[A block of data]
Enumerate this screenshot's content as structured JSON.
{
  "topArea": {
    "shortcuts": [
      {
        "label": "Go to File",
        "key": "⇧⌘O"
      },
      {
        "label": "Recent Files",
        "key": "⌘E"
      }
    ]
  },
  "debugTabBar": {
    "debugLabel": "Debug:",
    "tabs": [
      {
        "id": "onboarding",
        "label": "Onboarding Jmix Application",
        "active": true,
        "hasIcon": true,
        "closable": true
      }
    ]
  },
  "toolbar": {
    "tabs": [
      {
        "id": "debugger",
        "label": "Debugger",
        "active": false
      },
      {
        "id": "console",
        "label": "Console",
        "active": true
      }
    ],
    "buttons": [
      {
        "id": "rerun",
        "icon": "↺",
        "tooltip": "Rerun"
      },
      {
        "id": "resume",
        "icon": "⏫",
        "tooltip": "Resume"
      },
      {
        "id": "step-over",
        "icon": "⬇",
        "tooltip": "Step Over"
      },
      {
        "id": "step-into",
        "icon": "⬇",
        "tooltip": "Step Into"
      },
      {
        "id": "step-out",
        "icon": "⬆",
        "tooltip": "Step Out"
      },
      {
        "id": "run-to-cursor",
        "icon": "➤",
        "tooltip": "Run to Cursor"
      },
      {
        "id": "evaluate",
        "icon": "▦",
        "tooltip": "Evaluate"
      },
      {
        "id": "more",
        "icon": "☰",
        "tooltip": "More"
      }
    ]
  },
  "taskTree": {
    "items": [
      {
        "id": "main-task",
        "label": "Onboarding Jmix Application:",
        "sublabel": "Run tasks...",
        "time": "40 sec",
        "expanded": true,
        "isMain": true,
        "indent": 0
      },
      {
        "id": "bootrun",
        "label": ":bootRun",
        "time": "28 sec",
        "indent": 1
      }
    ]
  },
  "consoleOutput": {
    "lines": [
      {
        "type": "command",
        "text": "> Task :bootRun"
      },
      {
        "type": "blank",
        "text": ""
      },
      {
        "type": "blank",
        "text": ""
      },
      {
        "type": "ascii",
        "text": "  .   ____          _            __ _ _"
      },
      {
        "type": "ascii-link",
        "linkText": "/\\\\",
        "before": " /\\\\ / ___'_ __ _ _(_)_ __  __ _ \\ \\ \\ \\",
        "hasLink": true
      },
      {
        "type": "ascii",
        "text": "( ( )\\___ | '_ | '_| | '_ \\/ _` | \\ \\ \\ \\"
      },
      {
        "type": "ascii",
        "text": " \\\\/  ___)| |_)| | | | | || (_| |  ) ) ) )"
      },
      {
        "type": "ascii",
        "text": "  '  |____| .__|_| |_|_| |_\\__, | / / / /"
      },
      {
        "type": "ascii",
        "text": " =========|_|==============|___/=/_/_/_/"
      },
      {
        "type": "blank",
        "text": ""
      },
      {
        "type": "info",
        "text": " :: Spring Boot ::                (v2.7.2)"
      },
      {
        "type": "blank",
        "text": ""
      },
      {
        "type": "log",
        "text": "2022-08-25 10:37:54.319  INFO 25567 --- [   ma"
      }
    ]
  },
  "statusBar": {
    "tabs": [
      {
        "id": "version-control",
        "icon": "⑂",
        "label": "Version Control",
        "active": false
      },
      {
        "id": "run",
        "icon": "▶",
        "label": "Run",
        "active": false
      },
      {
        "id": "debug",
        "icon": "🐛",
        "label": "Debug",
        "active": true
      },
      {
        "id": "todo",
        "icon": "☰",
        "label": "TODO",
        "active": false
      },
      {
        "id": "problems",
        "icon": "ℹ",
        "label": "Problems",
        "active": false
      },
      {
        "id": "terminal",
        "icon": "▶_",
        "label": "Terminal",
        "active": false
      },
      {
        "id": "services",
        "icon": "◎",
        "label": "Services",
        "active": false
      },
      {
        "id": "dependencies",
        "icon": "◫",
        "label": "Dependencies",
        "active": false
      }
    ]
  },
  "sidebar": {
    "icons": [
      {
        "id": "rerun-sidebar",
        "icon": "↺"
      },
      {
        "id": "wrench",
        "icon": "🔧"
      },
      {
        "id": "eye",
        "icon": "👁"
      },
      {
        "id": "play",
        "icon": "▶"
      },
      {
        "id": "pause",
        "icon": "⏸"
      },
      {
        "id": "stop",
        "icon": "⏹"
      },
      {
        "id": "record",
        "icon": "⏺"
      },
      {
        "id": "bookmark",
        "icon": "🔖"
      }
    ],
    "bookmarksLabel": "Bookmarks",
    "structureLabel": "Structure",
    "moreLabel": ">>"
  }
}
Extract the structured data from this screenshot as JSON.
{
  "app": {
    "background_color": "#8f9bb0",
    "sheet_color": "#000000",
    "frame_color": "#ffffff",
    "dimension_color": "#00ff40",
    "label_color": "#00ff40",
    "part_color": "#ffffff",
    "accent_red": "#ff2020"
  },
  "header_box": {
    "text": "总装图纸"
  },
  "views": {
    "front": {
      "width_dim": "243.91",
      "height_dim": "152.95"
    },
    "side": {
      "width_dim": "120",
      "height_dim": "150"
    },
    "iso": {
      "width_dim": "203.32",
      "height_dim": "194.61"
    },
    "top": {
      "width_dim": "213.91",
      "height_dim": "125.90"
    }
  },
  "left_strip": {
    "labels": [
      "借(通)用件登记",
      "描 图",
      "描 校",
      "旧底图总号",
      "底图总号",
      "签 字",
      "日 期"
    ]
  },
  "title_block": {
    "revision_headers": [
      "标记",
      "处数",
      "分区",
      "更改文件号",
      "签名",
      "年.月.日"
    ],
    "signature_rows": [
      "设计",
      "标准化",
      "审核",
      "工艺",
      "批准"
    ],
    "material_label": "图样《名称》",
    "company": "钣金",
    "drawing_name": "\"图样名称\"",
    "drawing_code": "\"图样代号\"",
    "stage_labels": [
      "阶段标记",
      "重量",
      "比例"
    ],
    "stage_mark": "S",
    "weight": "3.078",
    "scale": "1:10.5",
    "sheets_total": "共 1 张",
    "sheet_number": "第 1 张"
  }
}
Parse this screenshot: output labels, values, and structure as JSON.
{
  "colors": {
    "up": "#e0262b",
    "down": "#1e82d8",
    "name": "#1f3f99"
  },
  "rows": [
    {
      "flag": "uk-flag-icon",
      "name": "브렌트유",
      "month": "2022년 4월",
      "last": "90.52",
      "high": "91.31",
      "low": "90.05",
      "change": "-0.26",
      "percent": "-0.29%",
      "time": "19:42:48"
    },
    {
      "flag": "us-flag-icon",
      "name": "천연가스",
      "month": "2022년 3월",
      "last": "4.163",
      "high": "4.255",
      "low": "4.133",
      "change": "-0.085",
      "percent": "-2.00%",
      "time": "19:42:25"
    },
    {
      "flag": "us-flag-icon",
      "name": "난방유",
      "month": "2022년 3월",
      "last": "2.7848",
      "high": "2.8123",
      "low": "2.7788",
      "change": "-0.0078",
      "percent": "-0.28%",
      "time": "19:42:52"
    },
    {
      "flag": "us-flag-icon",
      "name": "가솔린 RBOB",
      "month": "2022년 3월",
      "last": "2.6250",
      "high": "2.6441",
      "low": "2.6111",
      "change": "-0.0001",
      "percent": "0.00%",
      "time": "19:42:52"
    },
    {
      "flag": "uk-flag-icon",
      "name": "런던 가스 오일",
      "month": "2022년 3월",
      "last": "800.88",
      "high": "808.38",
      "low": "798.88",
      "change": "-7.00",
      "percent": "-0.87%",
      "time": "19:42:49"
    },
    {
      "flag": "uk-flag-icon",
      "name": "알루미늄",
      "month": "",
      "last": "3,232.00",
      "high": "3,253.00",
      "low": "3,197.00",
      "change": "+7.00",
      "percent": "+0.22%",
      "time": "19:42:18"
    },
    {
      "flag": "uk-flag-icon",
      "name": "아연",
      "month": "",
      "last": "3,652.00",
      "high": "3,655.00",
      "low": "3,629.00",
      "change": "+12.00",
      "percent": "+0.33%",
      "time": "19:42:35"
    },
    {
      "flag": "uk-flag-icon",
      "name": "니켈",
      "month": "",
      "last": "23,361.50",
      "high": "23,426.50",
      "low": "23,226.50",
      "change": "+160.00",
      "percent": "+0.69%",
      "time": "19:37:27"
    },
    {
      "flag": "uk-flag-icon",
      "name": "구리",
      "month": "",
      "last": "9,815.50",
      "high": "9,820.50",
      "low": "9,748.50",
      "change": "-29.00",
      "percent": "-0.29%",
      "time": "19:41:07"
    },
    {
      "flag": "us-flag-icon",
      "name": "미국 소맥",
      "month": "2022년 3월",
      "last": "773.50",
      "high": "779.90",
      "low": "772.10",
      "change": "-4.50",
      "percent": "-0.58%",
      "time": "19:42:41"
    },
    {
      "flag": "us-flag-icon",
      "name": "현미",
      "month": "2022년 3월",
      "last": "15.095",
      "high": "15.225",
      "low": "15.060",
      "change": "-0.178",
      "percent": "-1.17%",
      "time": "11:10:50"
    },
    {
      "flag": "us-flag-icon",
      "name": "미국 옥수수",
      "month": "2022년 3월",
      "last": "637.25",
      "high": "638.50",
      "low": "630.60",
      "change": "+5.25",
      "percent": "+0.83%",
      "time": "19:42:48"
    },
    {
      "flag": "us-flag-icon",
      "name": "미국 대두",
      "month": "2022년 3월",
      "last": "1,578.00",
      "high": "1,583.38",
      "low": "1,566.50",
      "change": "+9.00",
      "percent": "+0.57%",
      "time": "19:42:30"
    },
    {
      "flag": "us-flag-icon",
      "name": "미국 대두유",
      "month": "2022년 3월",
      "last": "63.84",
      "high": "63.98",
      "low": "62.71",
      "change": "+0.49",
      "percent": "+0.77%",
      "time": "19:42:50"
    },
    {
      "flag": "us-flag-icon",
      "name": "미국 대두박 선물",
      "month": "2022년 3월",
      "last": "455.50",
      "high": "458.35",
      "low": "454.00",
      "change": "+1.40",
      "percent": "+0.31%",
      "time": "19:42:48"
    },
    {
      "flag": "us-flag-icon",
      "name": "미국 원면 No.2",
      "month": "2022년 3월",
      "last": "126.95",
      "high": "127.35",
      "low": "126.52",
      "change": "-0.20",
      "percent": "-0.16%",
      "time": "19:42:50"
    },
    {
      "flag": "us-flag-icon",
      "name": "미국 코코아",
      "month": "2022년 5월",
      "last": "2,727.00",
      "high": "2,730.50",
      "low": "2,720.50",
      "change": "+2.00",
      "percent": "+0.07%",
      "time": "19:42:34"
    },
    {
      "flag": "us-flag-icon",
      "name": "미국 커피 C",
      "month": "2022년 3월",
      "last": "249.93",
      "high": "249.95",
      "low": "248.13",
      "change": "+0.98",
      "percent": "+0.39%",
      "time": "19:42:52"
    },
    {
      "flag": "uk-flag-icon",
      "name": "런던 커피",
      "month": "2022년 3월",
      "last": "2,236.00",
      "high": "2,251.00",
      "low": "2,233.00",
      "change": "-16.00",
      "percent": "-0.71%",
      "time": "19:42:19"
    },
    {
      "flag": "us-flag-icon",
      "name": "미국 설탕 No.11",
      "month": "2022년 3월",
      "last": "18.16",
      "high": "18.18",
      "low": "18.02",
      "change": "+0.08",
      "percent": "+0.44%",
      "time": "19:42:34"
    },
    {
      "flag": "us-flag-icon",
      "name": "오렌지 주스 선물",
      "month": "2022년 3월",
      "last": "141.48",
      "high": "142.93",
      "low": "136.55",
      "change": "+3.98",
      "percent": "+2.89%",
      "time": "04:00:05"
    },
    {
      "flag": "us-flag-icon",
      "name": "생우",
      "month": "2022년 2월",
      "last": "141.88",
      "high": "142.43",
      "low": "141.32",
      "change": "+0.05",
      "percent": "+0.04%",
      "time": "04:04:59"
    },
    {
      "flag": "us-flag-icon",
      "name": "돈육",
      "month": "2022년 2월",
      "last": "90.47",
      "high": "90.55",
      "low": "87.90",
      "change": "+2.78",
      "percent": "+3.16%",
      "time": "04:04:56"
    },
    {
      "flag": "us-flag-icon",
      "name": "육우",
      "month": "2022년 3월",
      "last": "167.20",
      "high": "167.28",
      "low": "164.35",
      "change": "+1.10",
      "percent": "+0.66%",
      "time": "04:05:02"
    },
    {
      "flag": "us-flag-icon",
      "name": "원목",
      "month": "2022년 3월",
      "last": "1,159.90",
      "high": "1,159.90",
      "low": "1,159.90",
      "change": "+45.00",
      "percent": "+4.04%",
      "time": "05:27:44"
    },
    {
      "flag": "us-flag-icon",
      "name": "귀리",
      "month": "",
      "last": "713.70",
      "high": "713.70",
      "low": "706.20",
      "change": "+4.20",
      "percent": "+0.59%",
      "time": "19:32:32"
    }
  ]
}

(OBJECTIVE): Each line that holds the word "tooltip" should be extracted from the records.

(COMPLETED EXERCISE):
        "tooltip": "Rerun"
        "tooltip": "Resume"
        "tooltip": "Step Over"
        "tooltip": "Step Into"
        "tooltip": "Step Out"
        "tooltip": "Run to Cursor"
        "tooltip": "Evaluate"
        "tooltip": "More"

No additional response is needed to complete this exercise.